═════ Extrait étudié ═════
Je déclare RIAZ A. LARI coupable des faits reprochés aux paragraphes b) et c) de l'ordonnance de justification du protonotaire Milczynski en date du 5 octobre 2004, à savoir :

[traduction]

b)            avoir continué, durant la période allant du 20 juillet 2004 au 22 septembre 2004, de faire et vendre, et de collaborer avec d'autres personnes qui font et vendent, au 2153, rue MacKay et au 2144, rue MacKay (sous-sol), à Montréal, Québec, des copies non autorisées des oeuvres publiées par une ou plusieurs des entités énumérées à l'annexe A du jugement en date du 19 juillet 2004, en violation des paragraphes 1 et 2 de celui-ci;

c)             avoir refusé le 22 septembre 2004 l'accès au sous-sol du 2144, rue MacKay comme l'exigeait le paragraphe 8 de l'ordonnance du 20 septembre 2004, rendant ainsi impossible l'exécution de l'ordonnance par la demanderesse et la saisie des copies non autorisées des manuels qui ont été vues à cet endroit entre le 9 septembre 2004 et le 22 septembre 2004 à tout le moins.

Comme peine appropriée, la Cour ordonne :

(1)       RIAZ A. LARI est par les présentes condamné à une peine d'emprisonnement de six mois à purger à l'établissement Montée St-François, situé au 600, Montée St-François, Laval, Québec, H7C 1S5.


(2)       RIAZ A. LARI est par les présentes condamné à payer à la demanderesse les dépens de la procédure pour outrage sur une base avocat-client raisonnable, à être taxés immédiatement par un officier taxateur, y compris les débours et la TPS; ces dépens devront être payés par M. Lari dans les trente (30) jours suivant la taxation.

(3)       L'imposition de la peine d'emprisonnement prévue au paragraphe (1) est par les présentes suspendue avec les conditions suivantes :

a)         RIAZ A. LARI devra en tout temps se conformer aux conditions des injonctions permanentes énoncées aux paragraphes (1) et (2) du jugement rendu par le juge Harrington en date du 19 juillet 2004.

b)         RIAZ A. LARI devra, dans les treize (13) mois suivant la date de la présente ordonnance, faire quatre cents (400) heures de service communautaire dans un centre d'hébergement de l'Armée du salut, à Montréal ou en banlieue, en effectuant le travail bénévole que lui confiera le directeur de ce centre (le directeur). Le directeur informera par écrit la Cour et l'avocat de la demanderesse lorsque l'arrangement aura été mis en place. Le travail effectué en service communautaire devra être vérifié par le directeur qui enverra une attestation à cet effet à la Cour et à l'avocat de la demanderesse au plus tard le 31 janvier 2007.
═════
Consigne a
Recopiez sans rien modifier les lignes du listing, depuis celle qui contient « 62, 461, 100] » jusqu'à celle qui contient « 696, 250, 752] », ces deux lignes comprises.
═════ Support de travail ═════
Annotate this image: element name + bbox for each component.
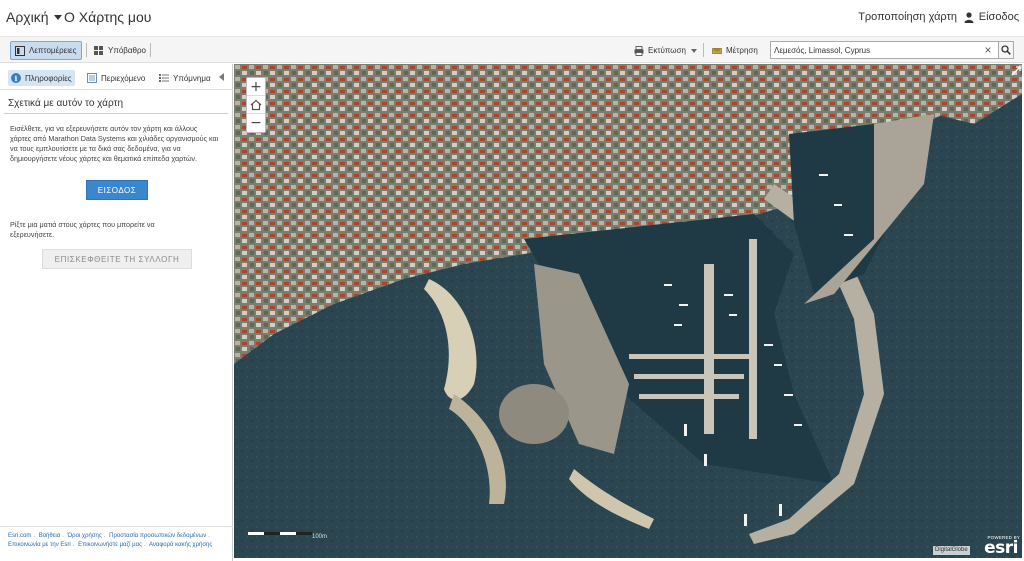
home-button[interactable] [247, 96, 265, 114]
divider [4, 113, 228, 114]
measure-button[interactable]: Μέτρηση [708, 41, 762, 60]
tab-info-label: Πληροφορίες [25, 73, 72, 83]
search-box: × [770, 41, 1000, 59]
footer-link-privacy[interactable]: Προστασία προσωπικών δεδομένων [109, 533, 206, 539]
home-menu[interactable]: Αρχική [6, 9, 62, 25]
print-label: Εκτύπωση [648, 46, 686, 55]
side-tabs: i Πληροφορίες Περιεχόμενο Υπόμνημα [0, 64, 233, 90]
satellite-imagery [234, 64, 1022, 558]
search-icon [1001, 45, 1011, 55]
esri-wordmark: esri [984, 538, 1018, 558]
details-label: Λεπτομέρειες [29, 46, 77, 55]
scale-bar [248, 532, 312, 535]
footer-link-contact-us[interactable]: Επικοινωνήστε μαζί μας [78, 542, 142, 548]
sign-in-label: Είσοδος [978, 11, 1019, 23]
footer-link-help[interactable]: Βοήθεια [39, 533, 61, 539]
toolbar-divider [86, 43, 87, 57]
basemap-label: Υπόβαθρο [108, 46, 146, 55]
search-button[interactable] [998, 41, 1014, 59]
legend-icon [159, 74, 169, 82]
chevron-down-icon [690, 48, 697, 53]
measure-ruler-icon [712, 47, 722, 54]
toolbar-divider [150, 43, 151, 57]
person-icon [964, 11, 974, 23]
sign-in-link[interactable]: Είσοδος [964, 11, 1019, 23]
about-title: Σχετικά με αυτόν το χάρτη [8, 98, 124, 109]
collapse-panel-icon[interactable] [219, 73, 224, 81]
footer-link-esri[interactable]: Esri.com [8, 533, 31, 539]
printer-icon [634, 45, 644, 56]
footer-links: Esri.com. Βοήθεια. Όροι χρήσης. Προστασί… [8, 533, 213, 548]
home-icon [250, 99, 262, 110]
divider [0, 526, 233, 527]
details-icon [15, 45, 25, 56]
details-button[interactable]: Λεπτομέρειες [10, 41, 82, 60]
about-description: Εισέλθετε, για να εξερευνήσετε αυτόν τον… [10, 124, 219, 163]
tab-legend[interactable]: Υπόμνημα [156, 70, 214, 86]
toolbar-divider [703, 43, 704, 57]
zoom-in-button[interactable]: + [247, 78, 265, 96]
page-title: Ο Χάρτης μου [64, 9, 152, 25]
gallery-description: Ρίξτε μια ματιά στους χάρτες που μπορείτ… [10, 220, 155, 239]
search-input[interactable] [771, 45, 981, 55]
visit-gallery-button[interactable]: ΕΠΙΣΚΕΦΘΕΙΤΕ ΤΗ ΣΥΛΛΟΓΗ [42, 249, 192, 269]
map-attribution: DigitalGlobe [933, 546, 970, 555]
measure-label: Μέτρηση [726, 46, 758, 55]
modify-map-link[interactable]: Τροποποίηση χάρτη [858, 11, 957, 23]
info-icon: i [11, 73, 21, 83]
basemap-button[interactable]: Υπόβαθρο [90, 41, 150, 60]
tab-content[interactable]: Περιεχόμενο [84, 70, 148, 86]
scale-label: 100m [312, 534, 328, 540]
tab-legend-label: Υπόμνημα [173, 73, 211, 83]
expand-map-icon[interactable] [1011, 66, 1021, 76]
clear-search-icon[interactable]: × [981, 43, 995, 57]
content-list-icon [87, 73, 97, 83]
basemap-grid-icon [94, 45, 103, 55]
esri-logo[interactable]: POWERED BY esri [980, 535, 1020, 558]
footer-link-report-abuse[interactable]: Αναφορά κακής χρήσης [149, 542, 212, 548]
chevron-down-icon [53, 14, 62, 20]
zoom-controls: + − [246, 77, 266, 133]
home-menu-label: Αρχική [6, 9, 49, 25]
side-panel: i Πληροφορίες Περιεχόμενο Υπόμνημα Σχετι… [0, 64, 233, 561]
footer-link-contact-esri[interactable]: Επικοινωνία με την Esri [8, 542, 71, 548]
tab-info[interactable]: i Πληροφορίες [8, 70, 75, 86]
tab-content-label: Περιεχόμενο [101, 73, 146, 83]
sign-in-button[interactable]: ΕΙΣΟΔΟΣ [86, 180, 148, 200]
zoom-out-button[interactable]: − [247, 114, 265, 132]
print-button[interactable]: Εκτύπωση [630, 41, 701, 60]
top-header: Αρχική Ο Χάρτης μου Τροποποίηση χάρτη Εί… [0, 0, 1024, 36]
map-view[interactable] [234, 64, 1022, 558]
footer-link-terms[interactable]: Όροι χρήσης [68, 533, 102, 539]
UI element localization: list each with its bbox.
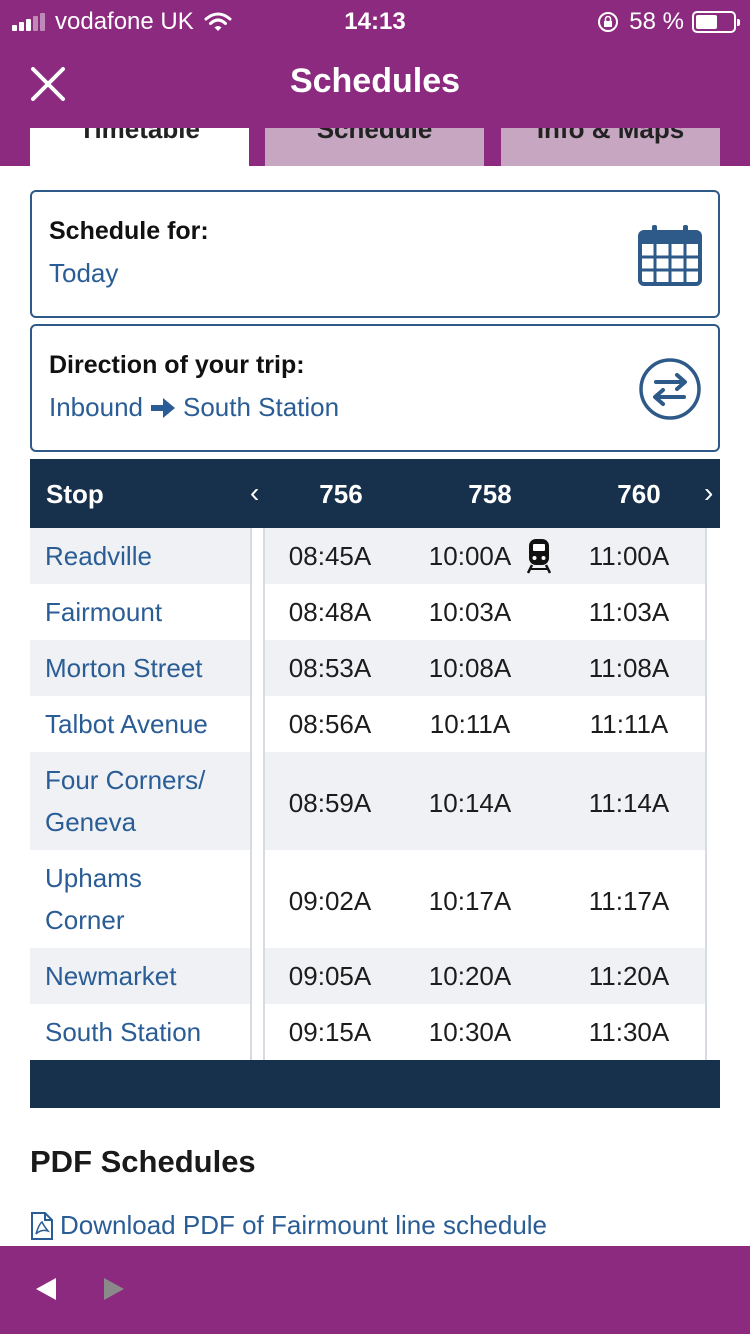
page-title: Schedules	[289, 62, 461, 100]
row-times: 08:45A 10:00A 11:00A	[265, 528, 705, 584]
departure-time: 08:53A	[288, 653, 372, 683]
train-number-header: 756	[319, 479, 363, 509]
forward-icon[interactable]	[102, 1276, 126, 1302]
tab-label: Schedule	[316, 128, 433, 144]
stop-name[interactable]: Four Corners/ Geneva	[30, 752, 250, 850]
departure-time: 10:11A	[429, 709, 511, 739]
table-row: Morton Street 08:53A 10:08A 11:08A	[30, 640, 720, 696]
table-row: Fairmount 08:48A 10:03A 11:03A	[30, 584, 720, 640]
stop-name[interactable]: South Station	[30, 1004, 250, 1060]
stop-name[interactable]: Talbot Avenue	[30, 696, 250, 752]
table-row: Readville 08:45A 10:00A 11:00A	[30, 528, 720, 584]
tab-info-maps[interactable]: Info & Maps	[501, 128, 720, 166]
bottom-nav-bar	[0, 1246, 750, 1334]
departure-time: 10:08A	[428, 653, 512, 683]
tab-schedule[interactable]: Schedule	[265, 128, 484, 166]
battery-level-fill	[696, 15, 717, 29]
train-number-header: 758	[468, 479, 512, 509]
direction-to: South Station	[182, 392, 340, 422]
departure-time: 11:14A	[588, 788, 670, 818]
column-divider	[705, 528, 707, 1060]
status-right: 58 %	[597, 8, 740, 36]
departure-time: 10:14A	[428, 788, 512, 818]
download-pdf-link-text: Download PDF of Fairmount line schedule	[60, 1210, 548, 1240]
departure-time: 09:15A	[288, 1017, 372, 1047]
status-bar: vodafone UK 14:13 58 %	[0, 0, 750, 42]
table-row: Talbot Avenue 08:56A 10:11A 11:11A	[30, 696, 720, 752]
row-times: 08:59A 10:14A 11:14A	[265, 752, 705, 850]
departure-time: 08:56A	[288, 709, 372, 739]
live-train-icon[interactable]	[527, 538, 551, 574]
rotation-lock-icon	[598, 12, 619, 32]
schedule-for-label: Schedule for:	[49, 217, 209, 245]
departure-time: 11:08A	[588, 653, 670, 683]
schedule-table-footer	[30, 1060, 720, 1108]
battery-icon	[692, 11, 740, 33]
tab-label: Info & Maps	[536, 128, 685, 144]
tab-bar: Timetable Schedule Info & Maps	[0, 128, 750, 166]
departure-time: 11:30A	[588, 1017, 670, 1047]
departure-time: 10:20A	[428, 961, 512, 991]
stop-column-header: Stop	[46, 479, 104, 509]
stop-name[interactable]: Fairmount	[30, 584, 250, 640]
direction-value: Inbound South Station	[49, 392, 339, 423]
calendar-icon[interactable]	[638, 224, 702, 286]
battery-percentage: 58 %	[629, 8, 684, 35]
previous-trains-button[interactable]: ‹	[250, 477, 259, 509]
schedule-for-card[interactable]: Schedule for: Today	[30, 190, 720, 318]
table-row: Uphams Corner 09:02A 10:17A 11:17A	[30, 850, 720, 948]
row-times: 08:48A 10:03A 11:03A	[265, 584, 705, 640]
back-icon[interactable]	[34, 1276, 58, 1302]
stop-name[interactable]: Morton Street	[30, 640, 250, 696]
direction-label: Direction of your trip:	[49, 351, 305, 379]
pdf-file-icon	[31, 1211, 53, 1240]
departure-time: 08:48A	[288, 597, 372, 627]
row-times: 09:15A 10:30A 11:30A	[265, 1004, 705, 1060]
table-row: South Station 09:15A 10:30A 11:30A	[30, 1004, 720, 1060]
arrow-right-icon	[150, 397, 175, 418]
stop-name[interactable]: Uphams Corner	[30, 850, 250, 948]
direction-card[interactable]: Direction of your trip: Inbound South St…	[30, 324, 720, 452]
row-times: 08:56A 10:11A 11:11A	[265, 696, 705, 752]
schedule-for-value: Today	[49, 258, 119, 288]
column-divider	[263, 528, 265, 1060]
column-divider	[250, 528, 252, 1060]
departure-time: 10:03A	[428, 597, 512, 627]
departure-time: 11:03A	[588, 597, 670, 627]
pdf-schedules-heading: PDF Schedules	[30, 1144, 256, 1179]
train-number-header: 760	[617, 479, 661, 509]
tab-timetable[interactable]: Timetable	[30, 128, 249, 166]
battery-tip	[737, 19, 740, 26]
row-times: 08:53A 10:08A 11:08A	[265, 640, 705, 696]
departure-time: 08:59A	[288, 788, 372, 818]
departure-time: 11:17A	[588, 886, 670, 916]
download-pdf-link[interactable]: Download PDF of Fairmount line schedule	[30, 1210, 547, 1241]
departure-time: 09:02A	[288, 886, 372, 916]
stop-name[interactable]: Readville	[30, 528, 250, 584]
table-row: Four Corners/ Geneva 08:59A 10:14A 11:14…	[30, 752, 720, 850]
departure-time: 11:20A	[588, 961, 670, 991]
next-trains-button[interactable]: ›	[704, 477, 713, 509]
app-header: Schedules	[0, 42, 750, 128]
swap-direction-icon[interactable]	[638, 357, 702, 421]
departure-time: 10:00A	[428, 541, 512, 571]
table-row: Newmarket 09:05A 10:20A 11:20A	[30, 948, 720, 1004]
departure-time: 09:05A	[288, 961, 372, 991]
tab-label: Timetable	[79, 128, 200, 144]
direction-from: Inbound	[49, 392, 143, 422]
departure-time: 08:45A	[288, 541, 372, 571]
departure-time: 10:30A	[428, 1017, 512, 1047]
departure-time: 11:00A	[588, 541, 670, 571]
departure-time: 11:11A	[589, 709, 669, 739]
row-times: 09:05A 10:20A 11:20A	[265, 948, 705, 1004]
stop-name[interactable]: Newmarket	[30, 948, 250, 1004]
row-times: 09:02A 10:17A 11:17A	[265, 850, 705, 948]
departure-time: 10:17A	[428, 886, 512, 916]
schedule-table-header: Stop ‹ 756 758 760 ›	[30, 459, 720, 528]
schedule-table-body: Readville 08:45A 10:00A 11:00A Fairmount…	[30, 528, 720, 1060]
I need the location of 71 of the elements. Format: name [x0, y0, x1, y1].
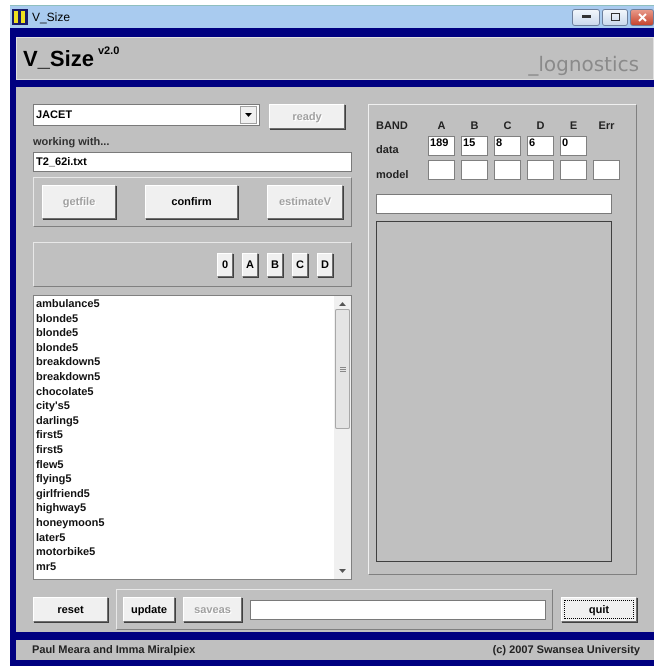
app-title: V_Size: [23, 46, 94, 72]
copyright-text: (c) 2007 Swansea University: [492, 644, 640, 656]
scrollbar-thumb[interactable]: [335, 309, 350, 429]
model-field[interactable]: [494, 160, 521, 180]
list-item[interactable]: girlfriend5: [36, 486, 334, 502]
file-field[interactable]: T2_62i.txt: [33, 152, 352, 172]
list-item[interactable]: city's5: [36, 399, 334, 414]
data-field[interactable]: 15: [461, 136, 488, 156]
list-item[interactable]: motorbike5: [36, 545, 334, 560]
band-label: BAND: [376, 120, 409, 132]
band-button[interactable]: A: [242, 252, 258, 276]
authors-text: Paul Meara and Imma Miralpiex: [32, 644, 196, 656]
list-item[interactable]: highway5: [36, 501, 334, 516]
maximize-button[interactable]: [602, 8, 628, 26]
data-field[interactable]: 189: [428, 136, 455, 156]
column-header: B: [470, 120, 480, 132]
list-item[interactable]: flew5: [36, 458, 334, 472]
list-item[interactable]: blonde5: [36, 340, 334, 356]
band-button[interactable]: D: [317, 252, 333, 276]
column-header: D: [536, 120, 546, 132]
column-header: Err: [598, 120, 616, 132]
band-button[interactable]: C: [292, 252, 308, 276]
maximize-icon: [610, 13, 620, 21]
list-item[interactable]: breakdown5: [36, 355, 334, 370]
list-item[interactable]: blonde5: [36, 312, 334, 326]
list-item[interactable]: first5: [36, 428, 334, 443]
data-field[interactable]: 6: [527, 136, 554, 156]
model-field[interactable]: [428, 160, 455, 180]
reset-button[interactable]: reset: [33, 597, 108, 622]
working-label: working with...: [33, 135, 110, 149]
model-field[interactable]: [461, 160, 488, 180]
model-field[interactable]: [593, 160, 620, 180]
list-item[interactable]: breakdown5: [36, 370, 334, 385]
scroll-up-icon: [339, 302, 346, 306]
window-title: V_Size: [32, 10, 70, 24]
update-button[interactable]: update: [123, 597, 175, 622]
scroll-down-icon: [339, 569, 346, 573]
list-dropdown[interactable]: JACET: [33, 104, 260, 126]
column-header: C: [502, 120, 512, 132]
close-icon: [638, 12, 646, 22]
list-item[interactable]: chocolate5: [36, 384, 334, 400]
row-label: model: [376, 169, 410, 181]
quit-button[interactable]: quit: [561, 597, 637, 622]
model-field[interactable]: [527, 160, 554, 180]
list-item[interactable]: honeymoon5: [36, 516, 334, 530]
data-field[interactable]: 8: [494, 136, 521, 156]
minimize-button[interactable]: [572, 8, 600, 26]
list-item[interactable]: mr5: [36, 560, 334, 574]
list-item[interactable]: flying5: [36, 472, 334, 487]
list-item[interactable]: ambulance5: [36, 297, 334, 312]
version-label: v2.0: [98, 44, 120, 56]
word-list[interactable]: ambulance5 blonde5 blonde5 blonde5 breakdown5 breakdown5 chocolate5 city's5 darling5 first5 first5 flew5 flying5 girlfriend5 highway5 honeymoon5 later5 motorbike5 mr5: [33, 295, 352, 580]
list-item[interactable]: darling5: [36, 414, 334, 428]
app-icon: [12, 9, 28, 25]
column-header: E: [568, 120, 578, 132]
list-item[interactable]: first5: [36, 442, 334, 458]
list-item[interactable]: blonde5: [36, 326, 334, 341]
filename-field[interactable]: [250, 600, 546, 620]
row-label: data: [376, 144, 400, 156]
band-button[interactable]: B: [267, 252, 283, 276]
result-field[interactable]: [376, 194, 612, 214]
minimize-icon: [582, 15, 590, 19]
action-button[interactable]: confirm: [145, 185, 238, 219]
caret-icon: [245, 113, 252, 117]
data-field[interactable]: 0: [560, 136, 587, 156]
column-header: A: [436, 120, 446, 132]
band-button[interactable]: 0: [217, 252, 233, 276]
grip-icon: [340, 366, 346, 372]
list-item[interactable]: later5: [36, 530, 334, 546]
model-field[interactable]: [560, 160, 587, 180]
close-button[interactable]: [630, 8, 654, 26]
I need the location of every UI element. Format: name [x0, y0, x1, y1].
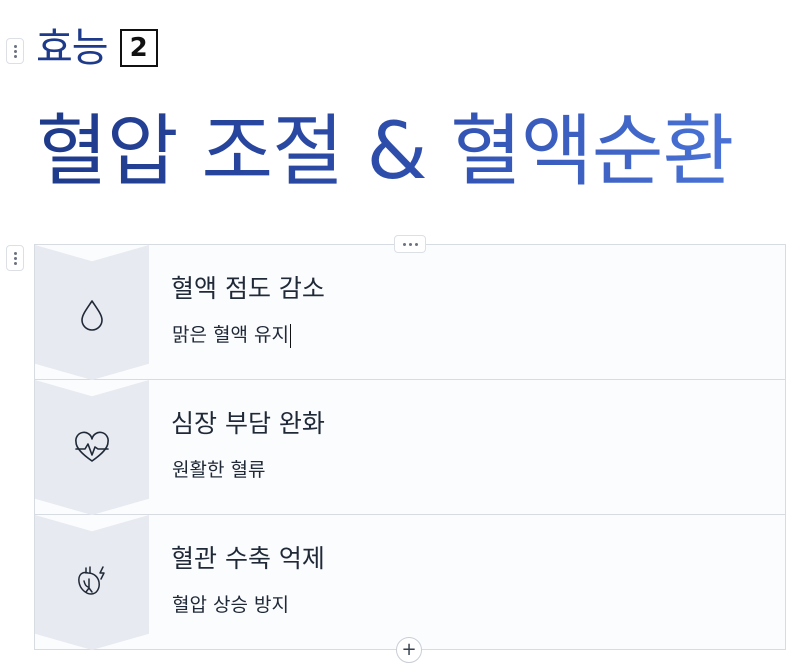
═════
Consigne b
Réécrivez l'extrait étudié depuis « c)             avoir » jusqu'à « Québec, H7C 1S5. », en y remplaçant « six mois » par « huit mois ».

Bonne réponse a
page-title: Schedules	[289, 62, 461, 100]
row-times: 08:45A 10:00A 11:00A	[265, 528, 705, 584]
departure-time: 08:53A	[288, 653, 372, 683]
train-number-header: 756	[319, 479, 363, 509]
forward-icon[interactable]	[102, 1276, 126, 1302]
tab-label: Schedule	[316, 128, 433, 144]
stop-name[interactable]: Four Corners/ Geneva	[30, 752, 250, 850]
departure-time: 10:11A	[429, 709, 511, 739]
table-row: Morton Street 08:53A 10:08A 11:08A	[30, 640, 720, 696]
table-row: Fairmount 08:48A 10:03A 11:03A	[30, 584, 720, 640]
stop-name[interactable]: South Station	[30, 1004, 250, 1060]
stop-name[interactable]: Talbot Avenue	[30, 696, 250, 752]

Bonne réponse b
c)             avoir refusé le 22 septembre 2004 l'accès au sous-sol du 2144, rue MacKay comme l'exigeait le paragraphe 8 de l'ordonnance du 20 septembre 2004, rendant ainsi impossible l'exécution de l'ordonnance par la demanderesse et la saisie des copies non autorisées des manuels qui ont été vues à cet endroit entre le 9 septembre 2004 et le 22 septembre 2004 à tout le moins.

Comme peine appropriée, la Cour ordonne :

(1)       RIAZ A. LARI est par les présentes condamné à une peine d'emprisonnement de huit mois à purger à l'établissement Montée St-François, situé au 600, Montée St-François, Laval, Québec, H7C 1S5.